___ Given records

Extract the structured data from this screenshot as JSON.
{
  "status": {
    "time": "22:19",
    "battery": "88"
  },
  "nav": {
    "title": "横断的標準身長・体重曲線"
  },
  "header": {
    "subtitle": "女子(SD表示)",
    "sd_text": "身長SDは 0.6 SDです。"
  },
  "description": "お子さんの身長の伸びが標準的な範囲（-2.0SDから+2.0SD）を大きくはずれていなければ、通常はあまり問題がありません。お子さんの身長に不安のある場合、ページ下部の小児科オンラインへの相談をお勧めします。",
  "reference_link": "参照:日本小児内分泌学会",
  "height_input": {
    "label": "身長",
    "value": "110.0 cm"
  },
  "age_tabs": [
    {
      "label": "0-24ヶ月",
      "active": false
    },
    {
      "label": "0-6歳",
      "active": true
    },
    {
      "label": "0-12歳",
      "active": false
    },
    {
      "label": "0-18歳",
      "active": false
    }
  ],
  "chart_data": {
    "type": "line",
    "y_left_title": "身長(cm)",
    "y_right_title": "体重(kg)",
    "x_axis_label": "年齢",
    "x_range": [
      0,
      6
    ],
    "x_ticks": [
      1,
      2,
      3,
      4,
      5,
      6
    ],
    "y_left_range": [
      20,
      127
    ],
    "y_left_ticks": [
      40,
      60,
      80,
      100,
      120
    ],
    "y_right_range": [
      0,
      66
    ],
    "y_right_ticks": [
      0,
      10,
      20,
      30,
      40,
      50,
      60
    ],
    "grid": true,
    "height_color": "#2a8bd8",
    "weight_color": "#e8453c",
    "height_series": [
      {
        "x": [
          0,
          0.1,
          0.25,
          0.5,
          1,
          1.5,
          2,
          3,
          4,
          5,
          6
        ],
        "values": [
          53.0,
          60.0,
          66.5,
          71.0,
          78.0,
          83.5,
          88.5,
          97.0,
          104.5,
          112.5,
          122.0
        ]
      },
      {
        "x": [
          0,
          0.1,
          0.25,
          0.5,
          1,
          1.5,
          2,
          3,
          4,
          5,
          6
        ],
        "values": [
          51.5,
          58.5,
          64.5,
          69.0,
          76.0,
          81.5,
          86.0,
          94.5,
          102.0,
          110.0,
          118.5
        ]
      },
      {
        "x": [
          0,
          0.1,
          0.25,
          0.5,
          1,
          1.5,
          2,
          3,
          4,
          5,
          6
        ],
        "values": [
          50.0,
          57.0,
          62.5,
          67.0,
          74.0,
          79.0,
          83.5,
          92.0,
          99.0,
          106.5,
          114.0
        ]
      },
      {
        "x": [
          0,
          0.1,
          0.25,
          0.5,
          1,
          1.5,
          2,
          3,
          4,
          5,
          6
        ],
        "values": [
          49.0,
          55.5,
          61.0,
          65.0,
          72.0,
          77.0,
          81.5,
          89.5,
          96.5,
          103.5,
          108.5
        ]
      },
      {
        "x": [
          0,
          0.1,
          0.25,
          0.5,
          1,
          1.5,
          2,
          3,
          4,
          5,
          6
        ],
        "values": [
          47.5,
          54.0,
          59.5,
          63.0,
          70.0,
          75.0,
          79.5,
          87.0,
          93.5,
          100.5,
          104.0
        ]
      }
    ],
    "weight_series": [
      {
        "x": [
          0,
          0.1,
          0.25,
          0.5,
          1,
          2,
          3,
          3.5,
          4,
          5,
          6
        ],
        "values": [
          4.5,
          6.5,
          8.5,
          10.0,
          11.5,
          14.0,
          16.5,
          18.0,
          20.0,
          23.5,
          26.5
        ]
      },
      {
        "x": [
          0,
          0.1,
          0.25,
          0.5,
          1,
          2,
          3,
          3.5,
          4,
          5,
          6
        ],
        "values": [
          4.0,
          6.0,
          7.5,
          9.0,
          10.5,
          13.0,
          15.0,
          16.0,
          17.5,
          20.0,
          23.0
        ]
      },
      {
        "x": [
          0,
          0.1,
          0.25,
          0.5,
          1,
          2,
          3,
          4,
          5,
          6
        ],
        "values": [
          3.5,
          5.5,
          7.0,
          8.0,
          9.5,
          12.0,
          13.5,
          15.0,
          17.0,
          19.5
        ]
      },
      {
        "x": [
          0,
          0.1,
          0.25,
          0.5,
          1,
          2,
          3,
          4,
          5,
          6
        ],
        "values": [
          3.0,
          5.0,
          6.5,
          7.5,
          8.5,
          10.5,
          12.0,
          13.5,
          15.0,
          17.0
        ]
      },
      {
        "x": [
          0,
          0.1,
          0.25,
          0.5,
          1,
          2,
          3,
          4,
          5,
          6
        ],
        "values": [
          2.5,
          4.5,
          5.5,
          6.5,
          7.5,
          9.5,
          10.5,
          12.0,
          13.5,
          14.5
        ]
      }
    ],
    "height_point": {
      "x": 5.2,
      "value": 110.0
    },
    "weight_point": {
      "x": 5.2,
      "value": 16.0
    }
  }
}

______

What you are asked to do
Every entry needs to be retyped exactly.

Full answer
Extract the structured data from this screenshot as JSON.
{
  "status": {
    "time": "22:19",
    "battery": "88"
  },
  "nav": {
    "title": "横断的標準身長・体重曲線"
  },
  "header": {
    "subtitle": "女子(SD表示)",
    "sd_text": "身長SDは 0.6 SDです。"
  },
  "description": "お子さんの身長の伸びが標準的な範囲（-2.0SDから+2.0SD）を大きくはずれていなければ、通常はあまり問題がありません。お子さんの身長に不安のある場合、ページ下部の小児科オンラインへの相談をお勧めします。",
  "reference_link": "参照:日本小児内分泌学会",
  "height_input": {
    "label": "身長",
    "value": "110.0 cm"
  },
  "age_tabs": [
    {
      "label": "0-24ヶ月",
      "active": false
    },
    {
      "label": "0-6歳",
      "active": true
    },
    {
      "label": "0-12歳",
      "active": false
    },
    {
      "label": "0-18歳",
      "active": false
    }
  ],
  "chart_data": {
    "type": "line",
    "y_left_title": "身長(cm)",
    "y_right_title": "体重(kg)",
    "x_axis_label": "年齢",
    "x_range": [
      0,
      6
    ],
    "x_ticks": [
      1,
      2,
      3,
      4,
      5,
      6
    ],
    "y_left_range": [
      20,
      127
    ],
    "y_left_ticks": [
      40,
      60,
      80,
      100,
      120
    ],
    "y_right_range": [
      0,
      66
    ],
    "y_right_ticks": [
      0,
      10,
      20,
      30,
      40,
      50,
      60
    ],
    "grid": true,
    "height_color": "#2a8bd8",
    "weight_color": "#e8453c",
    "height_series": [
      {
        "x": [
          0,
          0.1,
          0.25,
          0.5,
          1,
          1.5,
          2,
          3,
          4,
          5,
          6
        ],
        "values": [
          53.0,
          60.0,
          66.5,
          71.0,
          78.0,
          83.5,
          88.5,
          97.0,
          104.5,
          112.5,
          122.0
        ]
      },
      {
        "x": [
          0,
          0.1,
          0.25,
          0.5,
          1,
          1.5,
          2,
          3,
          4,
          5,
          6
        ],
        "values": [
          51.5,
          58.5,
          64.5,
          69.0,
          76.0,
          81.5,
          86.0,
          94.5,
          102.0,
          110.0,
          118.5
        ]
      },
      {
        "x": [
          0,
          0.1,
          0.25,
          0.5,
          1,
          1.5,
          2,
          3,
          4,
          5,
          6
        ],
        "values": [
          50.0,
          57.0,
          62.5,
          67.0,
          74.0,
          79.0,
          83.5,
          92.0,
          99.0,
          106.5,
          114.0
        ]
      },
      {
        "x": [
          0,
          0.1,
          0.25,
          0.5,
          1,
          1.5,
          2,
          3,
          4,
          5,
          6
        ],
        "values": [
          49.0,
          55.5,
          61.0,
          65.0,
          72.0,
          77.0,
          81.5,
          89.5,
          96.5,
          103.5,
          108.5
        ]
      },
      {
        "x": [
          0,
          0.1,
          0.25,
          0.5,
          1,
          1.5,
          2,
          3,
          4,
          5,
          6
        ],
        "values": [
          47.5,
          54.0,
          59.5,
          63.0,
          70.0,
          75.0,
          79.5,
          87.0,
          93.5,
          100.5,
          104.0
        ]
      }
    ],
    "weight_series": [
      {
        "x": [
          0,
          0.1,
          0.25,
          0.5,
          1,
          2,
          3,
          3.5,
          4,
          5,
          6
        ],
        "values": [
          4.5,
          6.5,
          8.5,
          10.0,
          11.5,
          14.0,
          16.5,
          18.0,
          20.0,
          23.5,
          26.5
        ]
      },
      {
        "x": [
          0,
          0.1,
          0.25,
          0.5,
          1,
          2,
          3,
          3.5,
          4,
          5,
          6
        ],
        "values": [
          4.0,
          6.0,
          7.5,
          9.0,
          10.5,
          13.0,
          15.0,
          16.0,
          17.5,
          20.0,
          23.0
        ]
      },
      {
        "x": [
          0,
          0.1,
          0.25,
          0.5,
          1,
          2,
          3,
          4,
          5,
          6
        ],
        "values": [
          3.5,
          5.5,
          7.0,
          8.0,
          9.5,
          12.0,
          13.5,
          15.0,
          17.0,
          19.5
        ]
      },
      {
        "x": [
          0,
          0.1,
          0.25,
          0.5,
          1,
          2,
          3,
          4,
          5,
          6
        ],
        "values": [
          3.0,
          5.0,
          6.5,
          7.5,
          8.5,
          10.5,
          12.0,
          13.5,
          15.0,
          17.0
        ]
      },
      {
        "x": [
          0,
          0.1,
          0.25,
          0.5,
          1,
          2,
          3,
          4,
          5,
          6
        ],
        "values": [
          2.5,
          4.5,
          5.5,
          6.5,
          7.5,
          9.5,
          10.5,
          12.0,
          13.5,
          14.5
        ]
      }
    ],
    "height_point": {
      "x": 5.2,
      "value": 110.0
    },
    "weight_point": {
      "x": 5.2,
      "value": 16.0
    }
  }
}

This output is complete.